Saved entries:
━━━━━━━━━━━━━━━━━━━━

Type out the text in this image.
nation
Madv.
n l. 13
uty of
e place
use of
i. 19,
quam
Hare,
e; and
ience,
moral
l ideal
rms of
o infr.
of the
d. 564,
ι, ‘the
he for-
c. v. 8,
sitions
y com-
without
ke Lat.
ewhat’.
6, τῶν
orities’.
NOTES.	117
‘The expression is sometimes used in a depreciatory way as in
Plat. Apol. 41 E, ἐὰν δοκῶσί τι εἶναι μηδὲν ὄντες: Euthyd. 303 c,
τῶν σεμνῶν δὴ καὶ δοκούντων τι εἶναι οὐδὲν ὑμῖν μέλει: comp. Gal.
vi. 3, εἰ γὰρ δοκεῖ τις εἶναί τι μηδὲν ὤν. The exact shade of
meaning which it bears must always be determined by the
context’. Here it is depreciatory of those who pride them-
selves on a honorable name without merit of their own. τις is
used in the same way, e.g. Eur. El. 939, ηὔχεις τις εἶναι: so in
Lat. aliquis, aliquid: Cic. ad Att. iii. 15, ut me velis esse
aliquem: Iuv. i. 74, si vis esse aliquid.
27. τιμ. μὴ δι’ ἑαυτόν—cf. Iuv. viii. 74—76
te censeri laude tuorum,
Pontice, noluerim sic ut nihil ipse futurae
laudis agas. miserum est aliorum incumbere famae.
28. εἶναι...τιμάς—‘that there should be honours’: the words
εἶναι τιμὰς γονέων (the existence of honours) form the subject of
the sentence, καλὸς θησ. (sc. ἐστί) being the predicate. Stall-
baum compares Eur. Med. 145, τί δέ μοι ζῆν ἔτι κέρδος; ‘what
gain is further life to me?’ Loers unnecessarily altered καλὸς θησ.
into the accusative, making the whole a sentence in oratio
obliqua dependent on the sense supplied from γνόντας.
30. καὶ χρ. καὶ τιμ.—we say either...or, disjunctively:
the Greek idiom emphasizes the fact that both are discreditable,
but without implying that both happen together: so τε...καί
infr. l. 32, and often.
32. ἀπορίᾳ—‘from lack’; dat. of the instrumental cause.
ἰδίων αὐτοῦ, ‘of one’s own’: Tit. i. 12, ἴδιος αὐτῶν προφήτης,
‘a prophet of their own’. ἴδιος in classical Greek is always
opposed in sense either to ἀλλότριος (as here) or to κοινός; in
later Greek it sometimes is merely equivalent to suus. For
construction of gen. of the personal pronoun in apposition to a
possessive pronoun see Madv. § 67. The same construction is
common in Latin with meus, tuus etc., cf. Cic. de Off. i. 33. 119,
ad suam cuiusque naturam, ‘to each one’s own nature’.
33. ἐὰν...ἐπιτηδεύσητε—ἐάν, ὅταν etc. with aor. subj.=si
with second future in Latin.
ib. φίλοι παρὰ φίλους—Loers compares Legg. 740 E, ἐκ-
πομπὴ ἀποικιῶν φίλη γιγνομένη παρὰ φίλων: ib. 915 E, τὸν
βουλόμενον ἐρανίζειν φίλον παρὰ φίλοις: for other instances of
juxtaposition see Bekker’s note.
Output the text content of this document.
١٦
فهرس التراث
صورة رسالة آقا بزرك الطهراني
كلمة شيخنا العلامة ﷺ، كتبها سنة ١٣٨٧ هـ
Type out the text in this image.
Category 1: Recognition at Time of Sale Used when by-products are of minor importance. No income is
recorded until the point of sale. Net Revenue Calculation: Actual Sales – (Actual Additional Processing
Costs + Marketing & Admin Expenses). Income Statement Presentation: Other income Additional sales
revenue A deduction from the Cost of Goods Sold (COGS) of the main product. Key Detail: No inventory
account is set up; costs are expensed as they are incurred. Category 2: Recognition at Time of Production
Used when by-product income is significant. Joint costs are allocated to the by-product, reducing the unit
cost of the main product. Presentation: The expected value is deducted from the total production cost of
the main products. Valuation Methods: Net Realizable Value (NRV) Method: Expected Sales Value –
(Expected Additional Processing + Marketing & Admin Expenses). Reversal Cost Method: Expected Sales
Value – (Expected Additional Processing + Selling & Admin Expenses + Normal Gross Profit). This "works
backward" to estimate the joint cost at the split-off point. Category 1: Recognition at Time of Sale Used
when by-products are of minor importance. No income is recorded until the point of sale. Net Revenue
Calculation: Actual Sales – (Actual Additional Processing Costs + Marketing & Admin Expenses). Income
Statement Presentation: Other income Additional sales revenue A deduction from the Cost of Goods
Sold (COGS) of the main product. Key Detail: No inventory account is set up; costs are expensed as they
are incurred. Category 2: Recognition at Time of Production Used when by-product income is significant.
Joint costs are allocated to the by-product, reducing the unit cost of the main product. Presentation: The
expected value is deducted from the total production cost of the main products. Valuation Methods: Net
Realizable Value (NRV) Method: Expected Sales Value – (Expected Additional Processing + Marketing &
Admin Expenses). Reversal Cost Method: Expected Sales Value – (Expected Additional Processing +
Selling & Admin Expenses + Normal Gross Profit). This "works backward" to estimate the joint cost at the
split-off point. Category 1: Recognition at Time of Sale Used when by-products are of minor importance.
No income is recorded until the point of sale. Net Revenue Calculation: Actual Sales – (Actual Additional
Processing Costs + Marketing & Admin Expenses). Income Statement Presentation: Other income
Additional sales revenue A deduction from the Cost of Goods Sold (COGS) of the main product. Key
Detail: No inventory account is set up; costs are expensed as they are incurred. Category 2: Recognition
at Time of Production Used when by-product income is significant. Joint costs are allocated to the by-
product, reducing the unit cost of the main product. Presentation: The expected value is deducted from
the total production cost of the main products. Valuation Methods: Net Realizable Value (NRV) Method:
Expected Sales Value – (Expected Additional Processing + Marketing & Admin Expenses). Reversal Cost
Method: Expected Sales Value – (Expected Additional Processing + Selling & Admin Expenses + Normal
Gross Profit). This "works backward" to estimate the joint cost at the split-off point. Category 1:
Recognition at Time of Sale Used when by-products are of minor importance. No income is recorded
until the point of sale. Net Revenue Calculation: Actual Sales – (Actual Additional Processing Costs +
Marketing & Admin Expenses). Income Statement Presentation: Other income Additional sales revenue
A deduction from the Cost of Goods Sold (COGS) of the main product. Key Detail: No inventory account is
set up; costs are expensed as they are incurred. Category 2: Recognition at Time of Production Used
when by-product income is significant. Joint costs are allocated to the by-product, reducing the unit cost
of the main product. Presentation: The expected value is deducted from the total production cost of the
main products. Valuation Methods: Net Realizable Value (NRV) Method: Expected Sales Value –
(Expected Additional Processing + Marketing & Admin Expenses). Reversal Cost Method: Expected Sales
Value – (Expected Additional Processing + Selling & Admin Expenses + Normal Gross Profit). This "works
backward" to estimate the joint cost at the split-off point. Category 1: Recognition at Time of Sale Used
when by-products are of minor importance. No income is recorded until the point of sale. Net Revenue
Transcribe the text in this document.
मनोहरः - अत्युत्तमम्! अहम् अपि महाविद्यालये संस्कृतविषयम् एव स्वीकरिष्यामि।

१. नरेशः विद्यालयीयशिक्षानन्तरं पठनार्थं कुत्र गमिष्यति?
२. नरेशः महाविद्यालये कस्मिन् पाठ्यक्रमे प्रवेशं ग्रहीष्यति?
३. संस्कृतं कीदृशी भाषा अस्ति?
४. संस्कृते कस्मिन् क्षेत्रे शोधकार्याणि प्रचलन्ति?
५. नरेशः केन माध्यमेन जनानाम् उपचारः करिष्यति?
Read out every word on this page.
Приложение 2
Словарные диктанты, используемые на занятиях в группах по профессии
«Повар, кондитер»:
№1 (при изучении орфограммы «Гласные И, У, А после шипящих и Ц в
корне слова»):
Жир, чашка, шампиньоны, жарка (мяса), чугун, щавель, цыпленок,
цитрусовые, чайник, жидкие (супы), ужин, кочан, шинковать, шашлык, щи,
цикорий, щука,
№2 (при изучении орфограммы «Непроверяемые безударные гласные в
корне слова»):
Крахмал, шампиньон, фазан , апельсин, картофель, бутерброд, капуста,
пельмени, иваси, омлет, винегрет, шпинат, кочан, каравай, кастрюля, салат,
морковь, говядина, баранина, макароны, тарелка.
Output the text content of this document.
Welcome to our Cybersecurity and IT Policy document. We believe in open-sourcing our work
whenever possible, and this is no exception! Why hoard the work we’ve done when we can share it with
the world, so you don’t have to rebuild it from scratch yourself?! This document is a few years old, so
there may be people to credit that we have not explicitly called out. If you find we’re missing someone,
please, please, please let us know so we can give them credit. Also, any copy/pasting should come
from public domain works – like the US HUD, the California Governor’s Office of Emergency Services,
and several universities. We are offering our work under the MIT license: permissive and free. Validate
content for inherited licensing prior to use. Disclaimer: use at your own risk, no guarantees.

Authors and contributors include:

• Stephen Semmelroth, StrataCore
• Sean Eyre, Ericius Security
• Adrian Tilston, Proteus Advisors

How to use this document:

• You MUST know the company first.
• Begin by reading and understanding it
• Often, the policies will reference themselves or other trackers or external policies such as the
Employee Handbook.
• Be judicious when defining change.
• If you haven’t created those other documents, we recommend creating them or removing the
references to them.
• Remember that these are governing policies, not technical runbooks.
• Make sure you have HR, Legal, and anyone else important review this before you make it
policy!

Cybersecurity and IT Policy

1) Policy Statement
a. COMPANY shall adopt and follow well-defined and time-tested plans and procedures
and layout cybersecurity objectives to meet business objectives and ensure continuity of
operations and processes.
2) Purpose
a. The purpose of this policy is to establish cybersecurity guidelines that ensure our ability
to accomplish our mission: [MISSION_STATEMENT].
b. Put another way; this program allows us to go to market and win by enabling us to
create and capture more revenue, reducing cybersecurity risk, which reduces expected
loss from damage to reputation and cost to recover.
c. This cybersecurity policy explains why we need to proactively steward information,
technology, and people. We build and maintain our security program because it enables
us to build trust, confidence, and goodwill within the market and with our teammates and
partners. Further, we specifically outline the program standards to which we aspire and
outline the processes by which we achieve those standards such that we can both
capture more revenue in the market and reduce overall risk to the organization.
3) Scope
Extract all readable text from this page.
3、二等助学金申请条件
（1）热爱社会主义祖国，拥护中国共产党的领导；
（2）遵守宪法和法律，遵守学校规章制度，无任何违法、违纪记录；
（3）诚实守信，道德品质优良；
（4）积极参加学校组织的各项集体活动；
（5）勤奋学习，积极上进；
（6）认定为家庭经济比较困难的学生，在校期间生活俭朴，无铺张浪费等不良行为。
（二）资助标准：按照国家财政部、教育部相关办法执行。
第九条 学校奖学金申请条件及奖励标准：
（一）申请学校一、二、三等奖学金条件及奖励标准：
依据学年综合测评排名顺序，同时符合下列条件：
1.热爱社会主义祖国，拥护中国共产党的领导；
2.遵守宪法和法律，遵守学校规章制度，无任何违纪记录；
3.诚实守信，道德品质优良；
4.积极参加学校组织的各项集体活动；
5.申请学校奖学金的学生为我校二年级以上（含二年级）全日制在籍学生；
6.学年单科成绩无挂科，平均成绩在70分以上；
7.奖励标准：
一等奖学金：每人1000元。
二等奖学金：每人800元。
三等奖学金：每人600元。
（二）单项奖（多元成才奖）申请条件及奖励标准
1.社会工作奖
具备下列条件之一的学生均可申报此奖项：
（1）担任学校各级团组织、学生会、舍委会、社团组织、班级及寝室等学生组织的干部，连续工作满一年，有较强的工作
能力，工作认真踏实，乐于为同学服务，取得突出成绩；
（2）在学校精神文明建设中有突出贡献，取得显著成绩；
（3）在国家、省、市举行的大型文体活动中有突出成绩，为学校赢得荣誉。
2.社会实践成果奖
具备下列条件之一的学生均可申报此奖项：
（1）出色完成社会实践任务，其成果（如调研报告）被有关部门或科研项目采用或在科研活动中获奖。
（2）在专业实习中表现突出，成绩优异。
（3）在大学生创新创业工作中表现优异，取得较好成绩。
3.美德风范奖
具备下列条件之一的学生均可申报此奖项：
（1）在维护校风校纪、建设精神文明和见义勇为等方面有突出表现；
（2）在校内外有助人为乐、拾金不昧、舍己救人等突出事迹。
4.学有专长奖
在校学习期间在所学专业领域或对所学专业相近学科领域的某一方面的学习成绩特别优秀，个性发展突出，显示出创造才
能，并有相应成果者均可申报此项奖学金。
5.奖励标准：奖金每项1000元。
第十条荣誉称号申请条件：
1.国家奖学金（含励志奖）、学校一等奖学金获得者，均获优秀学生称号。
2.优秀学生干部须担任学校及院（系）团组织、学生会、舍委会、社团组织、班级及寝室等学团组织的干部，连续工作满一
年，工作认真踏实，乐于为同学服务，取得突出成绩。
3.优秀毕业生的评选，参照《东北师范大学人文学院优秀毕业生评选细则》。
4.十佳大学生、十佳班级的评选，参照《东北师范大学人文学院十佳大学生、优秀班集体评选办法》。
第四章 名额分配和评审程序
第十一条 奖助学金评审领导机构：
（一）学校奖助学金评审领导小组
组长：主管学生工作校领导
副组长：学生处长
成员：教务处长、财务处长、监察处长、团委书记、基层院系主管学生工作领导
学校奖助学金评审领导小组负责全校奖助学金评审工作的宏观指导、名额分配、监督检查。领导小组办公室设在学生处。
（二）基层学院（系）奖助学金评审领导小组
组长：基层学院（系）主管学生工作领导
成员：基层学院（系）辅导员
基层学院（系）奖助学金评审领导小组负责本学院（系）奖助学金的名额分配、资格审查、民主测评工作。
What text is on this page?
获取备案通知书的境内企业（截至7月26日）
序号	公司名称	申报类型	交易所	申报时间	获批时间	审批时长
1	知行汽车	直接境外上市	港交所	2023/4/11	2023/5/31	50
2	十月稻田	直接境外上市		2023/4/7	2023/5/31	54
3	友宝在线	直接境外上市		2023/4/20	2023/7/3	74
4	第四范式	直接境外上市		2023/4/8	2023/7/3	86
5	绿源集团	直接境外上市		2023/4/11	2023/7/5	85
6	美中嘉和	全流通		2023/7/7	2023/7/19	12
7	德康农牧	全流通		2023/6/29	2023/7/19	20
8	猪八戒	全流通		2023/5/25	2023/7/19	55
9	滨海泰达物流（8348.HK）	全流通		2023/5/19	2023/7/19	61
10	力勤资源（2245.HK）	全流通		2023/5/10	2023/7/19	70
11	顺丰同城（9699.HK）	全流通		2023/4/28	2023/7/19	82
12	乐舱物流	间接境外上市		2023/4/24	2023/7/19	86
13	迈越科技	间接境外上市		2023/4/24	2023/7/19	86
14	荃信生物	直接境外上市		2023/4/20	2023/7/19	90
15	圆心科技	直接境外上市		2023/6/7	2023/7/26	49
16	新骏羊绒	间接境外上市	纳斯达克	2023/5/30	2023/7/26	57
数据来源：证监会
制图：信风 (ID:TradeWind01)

━━━━━━━━━━━━━━━━━━━━

_Problem_
Report the number of lines that contain "split", with no other words.

_Reply_
4